* Exercise brief: All of the material below is to be restated word for word, apart from the pictures.

Recorded data
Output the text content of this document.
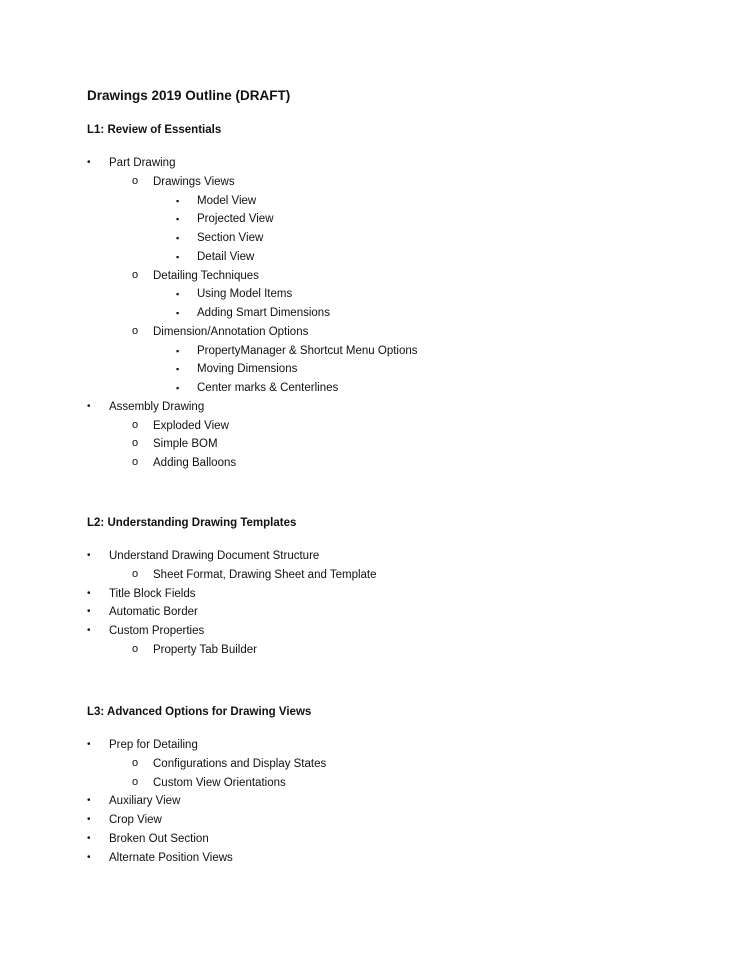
Drawings 2019 Outline (DRAFT)
L1: Review of Essentials
• Part Drawing
o Drawings Views
▪ Model View
▪ Projected View
▪ Section View
▪ Detail View
o Detailing Techniques
▪ Using Model Items
▪ Adding Smart Dimensions
o Dimension/Annotation Options
▪ PropertyManager & Shortcut Menu Options
▪ Moving Dimensions
▪ Center marks & Centerlines
• Assembly Drawing
o Exploded View
o Simple BOM
o Adding Balloons
L2: Understanding Drawing Templates
• Understand Drawing Document Structure
o Sheet Format, Drawing Sheet and Template
• Title Block Fields
• Automatic Border
• Custom Properties
o Property Tab Builder
L3: Advanced Options for Drawing Views
• Prep for Detailing
o Configurations and Display States
o Custom View Orientations
• Auxiliary View
• Crop View
• Broken Out Section
• Alternate Position Views
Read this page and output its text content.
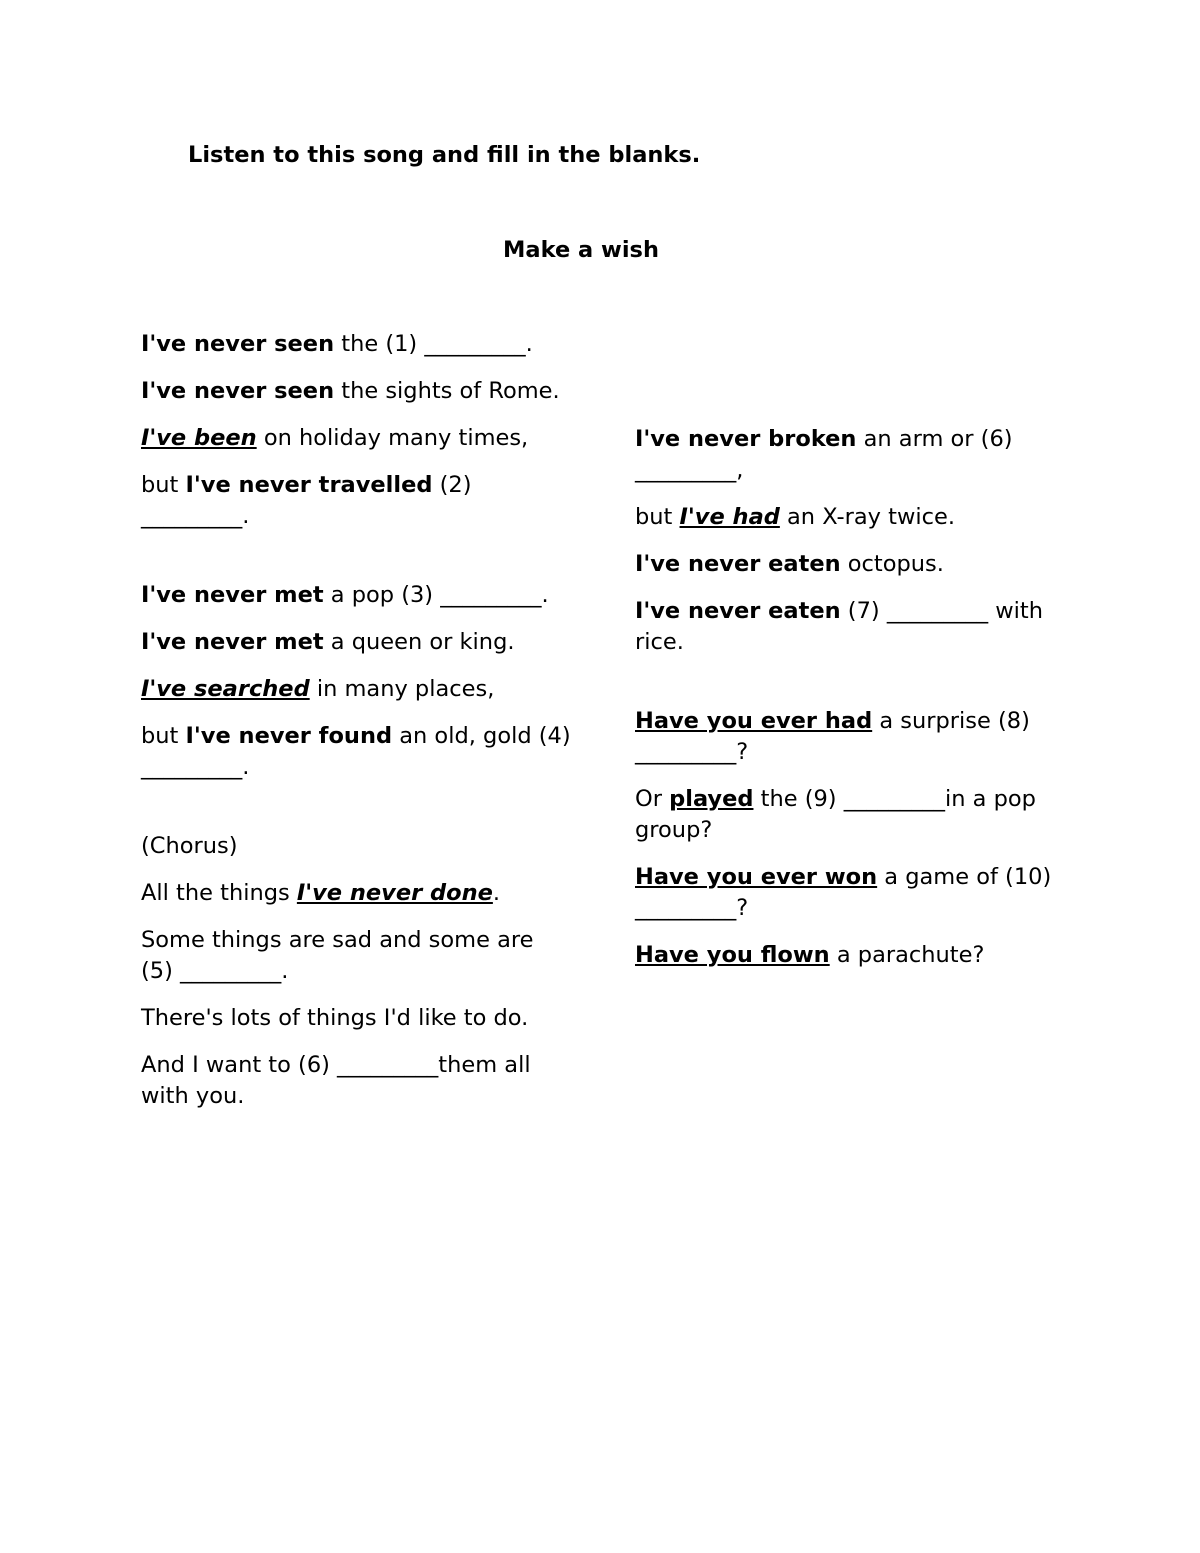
Listen to this song and fill in the blanks.

Make a wish

I've never seen the (1) _________.

I've never seen the sights of Rome.

I've been on holiday many times,

but I've never travelled (2) _________.

I've never met a pop (3) _________.

I've never met a queen or king.

I've searched in many places,

but I've never found an old, gold (4) _________.

(Chorus)

All the things I've never done.

Some things are sad and some are (5) _________.

There's lots of things I'd like to do.

And I want to (6) _________them all with you.

I've never broken an arm or (6) _________,

but I've had an X-ray twice.

I've never eaten octopus.

I've never eaten (7) _________ with rice.

Have you ever had a surprise (8) _________?

Or played the (9) _________in a pop group?

Have you ever won a game of (10) _________?

Have you flown a parachute?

* Full output:
Output the text content of this document.
Drawings 2019 Outline (DRAFT)
L1: Review of Essentials
• Part Drawing
o Drawings Views
▪ Model View
▪ Projected View
▪ Section View
▪ Detail View
o Detailing Techniques
▪ Using Model Items
▪ Adding Smart Dimensions
o Dimension/Annotation Options
▪ PropertyManager & Shortcut Menu Options
▪ Moving Dimensions
▪ Center marks & Centerlines
• Assembly Drawing
o Exploded View
o Simple BOM
o Adding Balloons
L2: Understanding Drawing Templates
• Understand Drawing Document Structure
o Sheet Format, Drawing Sheet and Template
• Title Block Fields
• Automatic Border
• Custom Properties
o Property Tab Builder
L3: Advanced Options for Drawing Views
• Prep for Detailing
o Configurations and Display States
o Custom View Orientations
• Auxiliary View
• Crop View
• Broken Out Section
• Alternate Position Views
Read this page and output its text content.
Listen to this song and fill in the blanks.

Make a wish

I've never seen the (1) _________.

I've never seen the sights of Rome.

I've been on holiday many times,

but I've never travelled (2) _________.

I've never met a pop (3) _________.

I've never met a queen or king.

I've searched in many places,

but I've never found an old, gold (4) _________.

(Chorus)

All the things I've never done.

Some things are sad and some are (5) _________.

There's lots of things I'd like to do.

And I want to (6) _________them all with you.

I've never broken an arm or (6) _________,

but I've had an X-ray twice.

I've never eaten octopus.

I've never eaten (7) _________ with rice.

Have you ever had a surprise (8) _________?

Or played the (9) _________in a pop group?

Have you ever won a game of (10) _________?

Have you flown a parachute?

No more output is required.